__Exercise input__:

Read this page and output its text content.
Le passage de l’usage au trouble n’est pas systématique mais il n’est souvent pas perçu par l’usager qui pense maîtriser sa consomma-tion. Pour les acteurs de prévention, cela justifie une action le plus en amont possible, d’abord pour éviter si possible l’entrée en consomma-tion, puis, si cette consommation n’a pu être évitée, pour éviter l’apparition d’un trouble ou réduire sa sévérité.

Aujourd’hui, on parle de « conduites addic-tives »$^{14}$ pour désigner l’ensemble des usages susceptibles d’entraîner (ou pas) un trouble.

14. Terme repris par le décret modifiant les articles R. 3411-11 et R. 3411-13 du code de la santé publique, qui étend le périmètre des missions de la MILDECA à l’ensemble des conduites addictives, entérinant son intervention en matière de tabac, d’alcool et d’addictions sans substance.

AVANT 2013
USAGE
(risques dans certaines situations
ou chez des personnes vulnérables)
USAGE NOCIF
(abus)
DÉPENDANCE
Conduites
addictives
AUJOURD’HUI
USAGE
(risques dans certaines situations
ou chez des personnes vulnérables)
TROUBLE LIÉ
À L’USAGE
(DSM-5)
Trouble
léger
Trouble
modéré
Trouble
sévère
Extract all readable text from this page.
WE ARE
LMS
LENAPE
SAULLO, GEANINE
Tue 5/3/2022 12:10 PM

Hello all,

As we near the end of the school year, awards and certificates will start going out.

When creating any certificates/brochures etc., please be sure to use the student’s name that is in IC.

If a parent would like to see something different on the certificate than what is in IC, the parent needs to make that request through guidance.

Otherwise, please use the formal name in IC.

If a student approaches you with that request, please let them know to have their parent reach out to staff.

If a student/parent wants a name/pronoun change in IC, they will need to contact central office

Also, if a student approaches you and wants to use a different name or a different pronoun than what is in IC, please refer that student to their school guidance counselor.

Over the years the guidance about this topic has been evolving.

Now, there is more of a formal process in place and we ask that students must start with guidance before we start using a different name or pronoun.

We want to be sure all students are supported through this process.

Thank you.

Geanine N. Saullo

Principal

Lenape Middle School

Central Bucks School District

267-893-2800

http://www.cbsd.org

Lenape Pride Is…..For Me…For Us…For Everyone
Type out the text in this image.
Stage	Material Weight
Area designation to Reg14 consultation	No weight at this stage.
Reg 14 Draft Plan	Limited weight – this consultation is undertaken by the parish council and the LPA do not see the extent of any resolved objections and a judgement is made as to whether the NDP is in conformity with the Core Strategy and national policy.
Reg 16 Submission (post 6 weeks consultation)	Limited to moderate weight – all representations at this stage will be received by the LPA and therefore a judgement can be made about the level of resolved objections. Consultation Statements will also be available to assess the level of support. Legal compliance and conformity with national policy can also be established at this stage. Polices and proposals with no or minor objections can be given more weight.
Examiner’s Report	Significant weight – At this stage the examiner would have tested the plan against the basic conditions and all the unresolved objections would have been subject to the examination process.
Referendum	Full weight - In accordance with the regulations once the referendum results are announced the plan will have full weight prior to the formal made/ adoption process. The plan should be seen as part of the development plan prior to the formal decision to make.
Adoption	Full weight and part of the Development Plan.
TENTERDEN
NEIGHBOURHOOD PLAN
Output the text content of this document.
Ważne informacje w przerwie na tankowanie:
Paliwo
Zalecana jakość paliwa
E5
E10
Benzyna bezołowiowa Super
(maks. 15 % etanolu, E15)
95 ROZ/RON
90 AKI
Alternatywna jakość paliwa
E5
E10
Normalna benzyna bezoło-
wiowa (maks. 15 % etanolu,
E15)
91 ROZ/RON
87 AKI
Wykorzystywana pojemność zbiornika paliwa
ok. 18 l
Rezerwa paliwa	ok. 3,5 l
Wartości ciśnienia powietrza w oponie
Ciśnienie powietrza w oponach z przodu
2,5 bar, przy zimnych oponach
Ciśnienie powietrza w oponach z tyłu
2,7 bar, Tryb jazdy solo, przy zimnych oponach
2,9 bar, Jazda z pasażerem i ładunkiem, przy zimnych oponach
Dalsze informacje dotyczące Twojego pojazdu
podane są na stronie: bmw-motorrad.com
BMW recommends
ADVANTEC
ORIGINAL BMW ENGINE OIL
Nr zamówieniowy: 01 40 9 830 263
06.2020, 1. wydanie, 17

__Problem description__:
Count the lines of the data that include the string "different", and give only that number.

__Written answer__:
3